= Article =
Ripit writes "President Obama on Tuesday nominated Julius Genachowski as the nation's top telecommunications regulator, picking a campaign adviser who has divided his career between Washington, D.C., political jobs and working as an Internet executive. Genachowski is likely to continue the Democratic push for more Net neutrality regulations, which are opposed by some conservatives and telecommunications providers. He was a top Obama technology adviser and aided in crafting a technology platform that supported Net neutrality rules."

15 of 409 comments (clear)

  1. How can anyone be against net neutrality by d-r0ck · · Score: 3, Interesting

    Being against neutrality is like being against equality. It's the internet equivalent of racism and discrimination. There are man many laws and regulations against discrimination, as there should be for net neutrality.

  2. Re:And then... by LordKronos · · Score: 2, Interesting

    Well, they ARE "competing" now, yet net neutrality is gradually becoming an even more important issue despite that. There are a few problems with competition. For one, there isn't truly competition in a lot of areas. In many cities, franchise agreement restrict other competitors from coming in. Even if there are competitors, you might find that the competition works backward from how you hope. When one company starts charging extra for certain services, that gives them a financial advantage, and others may have to adopt the same policies just to stay competitive.

  3. The inevitable car analogy by jlmale0 · · Score: 4, Interesting

    While that is a particularly emotional analogy, it's far from a perfect fit. In the naive case, proponents of tiered service argue that the internet is just a bunch of roads (sorry, not pipes in this case). And while we all get to ride cars, some people are in fire engines and ambulances. Voice traffic gets to be so blessed because it can be used for 911 calls.

    Implementation is, of course, another matter entirely, and I do not pretend that it will only be restricted to voice or 'necessary' services. But calling tiered service 'discriminatory' or 'racist' is fallacious and needlessly confuses the issue.

= Provided material =
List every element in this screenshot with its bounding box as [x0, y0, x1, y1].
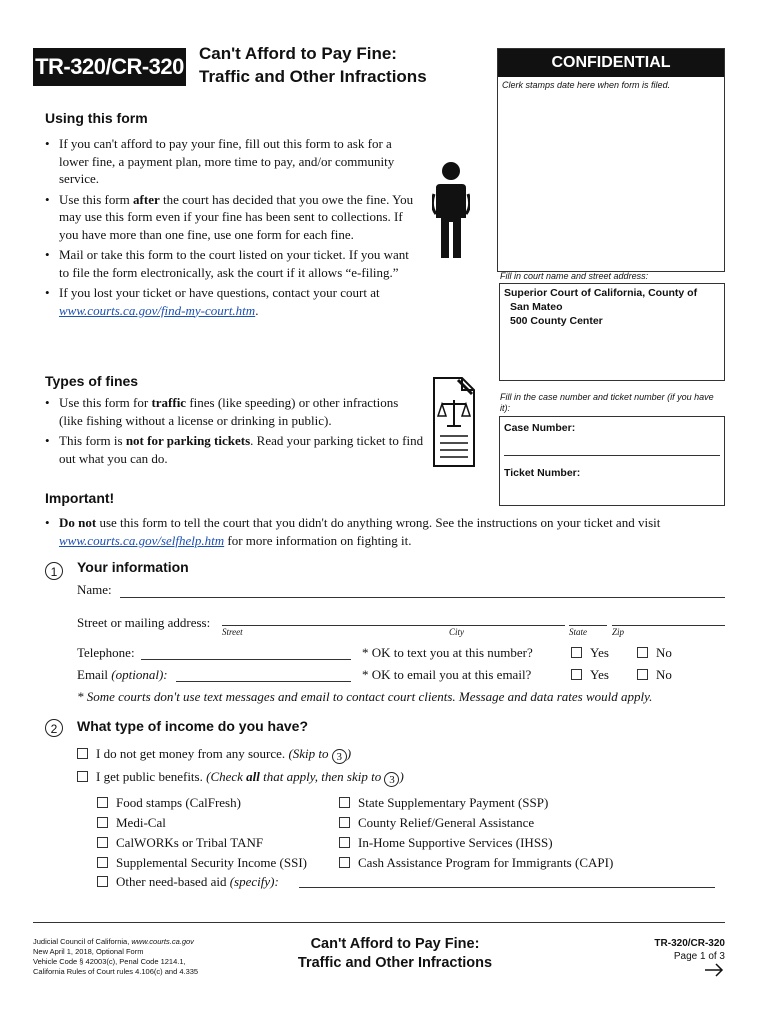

= Written tasks =
**A.** Reproduce the passage of the Genachowski nomination page that opens with the words containing "2. Re:And then..." and closes with "to stay competitive.".
**B.** On the Genachowski nomination page, between which two kinds of work has Genachowski divided his career?
**C.** Resume the Genachowski nomination page after its final sentence and keep it going.

= Answers for the tasks =
**A.**
2. Re:And then... by LordKronos · · Score: 2, Interesting

    Well, they ARE "competing" now, yet net neutrality is gradually becoming an even more important issue despite that. There are a few problems with competition. For one, there isn't truly competition in a lot of areas. In many cities, franchise agreement restrict other competitors from coming in. Even if there are competitors, you might find that the competition works backward from how you hope. When one company starts charging extra for certain services, that gives them a financial advantage, and others may have to adopt the same policies just to stay competitive.

**B.** Washington, D.C., political jobs and working as an Internet executive.

**C.**
  4. Re:And then... by commodore64_love · · Score: 3, Interesting

    There's enough room under the streets, that we don't need monopolies. There's no reason why every urban home can't have access to Comcast, Cox, Time-Warner, et cetera and simply choose which provider they like best. I have two cable companies serving my home - Comcast and Suburban. If it can be done here, and can be done elsewhere.

    Let's have REAL competition, not government fiat monopoly. As for rural homes, i.e. the midwest and west, the focus should be mandating that everyone who has a phoneline must also have the option to upgrade to DSL. No more "we don't offer DSL" allowed. Upgrading existing phonelines is the fastest and cheapest way to get everyone above 56k.

    --
    "I disapprove of what you say, but I will defend to the death your right to say it." - historian Evelyn Beatrice Hall
  5. Huh?? by agorist_apostle · · Score: 3, Interesting

    Why does anyone think a Net Neutrality bill wouldn't come with a couple of hundred billion more in spending for special interests, some new regulations mandating national content filtering, maybe even taxing E-mail and so on...just sayin'..

  6. Re:And then... by spiffydudex · · Score: 2, Interesting

    With this bailout Obama set in motion, our government is set to become the biggest monopoly.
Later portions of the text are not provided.